→ EXERCISE DIRECTIONS:
Go through the listing and write out all of it exactly.

→ STORED ROWS:
==============================

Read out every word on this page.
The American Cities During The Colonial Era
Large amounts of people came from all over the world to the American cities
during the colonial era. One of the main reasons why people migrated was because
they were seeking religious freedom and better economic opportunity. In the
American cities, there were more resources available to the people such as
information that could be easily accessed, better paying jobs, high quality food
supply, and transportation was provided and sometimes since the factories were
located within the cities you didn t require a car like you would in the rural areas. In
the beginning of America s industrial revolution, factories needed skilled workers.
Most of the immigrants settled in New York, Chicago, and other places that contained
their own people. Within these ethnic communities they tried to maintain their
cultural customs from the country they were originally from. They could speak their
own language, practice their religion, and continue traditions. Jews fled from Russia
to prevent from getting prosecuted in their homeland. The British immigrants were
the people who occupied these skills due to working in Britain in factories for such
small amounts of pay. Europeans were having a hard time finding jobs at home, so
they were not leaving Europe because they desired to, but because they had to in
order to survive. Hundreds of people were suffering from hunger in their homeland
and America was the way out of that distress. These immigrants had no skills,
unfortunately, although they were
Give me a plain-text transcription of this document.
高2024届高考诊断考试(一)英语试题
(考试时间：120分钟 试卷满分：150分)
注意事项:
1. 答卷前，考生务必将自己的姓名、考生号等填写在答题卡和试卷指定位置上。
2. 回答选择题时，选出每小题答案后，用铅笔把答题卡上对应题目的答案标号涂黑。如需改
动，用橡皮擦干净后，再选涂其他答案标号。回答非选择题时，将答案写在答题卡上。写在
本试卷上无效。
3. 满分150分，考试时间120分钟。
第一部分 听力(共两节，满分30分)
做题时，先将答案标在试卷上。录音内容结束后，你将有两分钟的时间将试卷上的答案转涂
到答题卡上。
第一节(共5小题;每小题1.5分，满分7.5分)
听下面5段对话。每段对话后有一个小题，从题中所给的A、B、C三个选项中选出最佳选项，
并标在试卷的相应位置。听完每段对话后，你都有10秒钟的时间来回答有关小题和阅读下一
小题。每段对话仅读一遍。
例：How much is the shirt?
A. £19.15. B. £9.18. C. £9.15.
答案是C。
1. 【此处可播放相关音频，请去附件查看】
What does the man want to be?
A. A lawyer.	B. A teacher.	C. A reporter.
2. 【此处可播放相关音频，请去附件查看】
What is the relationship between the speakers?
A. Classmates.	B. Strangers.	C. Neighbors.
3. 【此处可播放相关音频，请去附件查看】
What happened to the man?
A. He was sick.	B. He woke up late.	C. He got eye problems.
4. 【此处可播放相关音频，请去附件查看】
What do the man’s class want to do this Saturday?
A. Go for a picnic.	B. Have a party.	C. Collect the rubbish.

==============================

→ RESPONSE FOR THIS EXERCISE:
Read out every word on this page.
The American Cities During The Colonial Era
Large amounts of people came from all over the world to the American cities
during the colonial era. One of the main reasons why people migrated was because
they were seeking religious freedom and better economic opportunity. In the
American cities, there were more resources available to the people such as
information that could be easily accessed, better paying jobs, high quality food
supply, and transportation was provided and sometimes since the factories were
located within the cities you didn t require a car like you would in the rural areas. In
the beginning of America s industrial revolution, factories needed skilled workers.
Most of the immigrants settled in New York, Chicago, and other places that contained
their own people. Within these ethnic communities they tried to maintain their
cultural customs from the country they were originally from. They could speak their
own language, practice their religion, and continue traditions. Jews fled from Russia
to prevent from getting prosecuted in their homeland. The British immigrants were
the people who occupied these skills due to working in Britain in factories for such
small amounts of pay. Europeans were having a hard time finding jobs at home, so
they were not leaving Europe because they desired to, but because they had to in
order to survive. Hundreds of people were suffering from hunger in their homeland
and America was the way out of that distress. These immigrants had no skills,
unfortunately, although they were
Give me a plain-text transcription of this document.
高2024届高考诊断考试(一)英语试题
(考试时间：120分钟 试卷满分：150分)
注意事项:
1. 答卷前，考生务必将自己的姓名、考生号等填写在答题卡和试卷指定位置上。
2. 回答选择题时，选出每小题答案后，用铅笔把答题卡上对应题目的答案标号涂黑。如需改
动，用橡皮擦干净后，再选涂其他答案标号。回答非选择题时，将答案写在答题卡上。写在
本试卷上无效。
3. 满分150分，考试时间120分钟。
第一部分 听力(共两节，满分30分)
做题时，先将答案标在试卷上。录音内容结束后，你将有两分钟的时间将试卷上的答案转涂
到答题卡上。
第一节(共5小题;每小题1.5分，满分7.5分)
听下面5段对话。每段对话后有一个小题，从题中所给的A、B、C三个选项中选出最佳选项，
并标在试卷的相应位置。听完每段对话后，你都有10秒钟的时间来回答有关小题和阅读下一
小题。每段对话仅读一遍。
例：How much is the shirt?
A. £19.15. B. £9.18. C. £9.15.
答案是C。
1. 【此处可播放相关音频，请去附件查看】
What does the man want to be?
A. A lawyer.	B. A teacher.	C. A reporter.
2. 【此处可播放相关音频，请去附件查看】
What is the relationship between the speakers?
A. Classmates.	B. Strangers.	C. Neighbors.
3. 【此处可播放相关音频，请去附件查看】
What happened to the man?
A. He was sick.	B. He woke up late.	C. He got eye problems.
4. 【此处可播放相关音频，请去附件查看】
What do the man’s class want to do this Saturday?
A. Go for a picnic.	B. Have a party.	C. Collect the rubbish.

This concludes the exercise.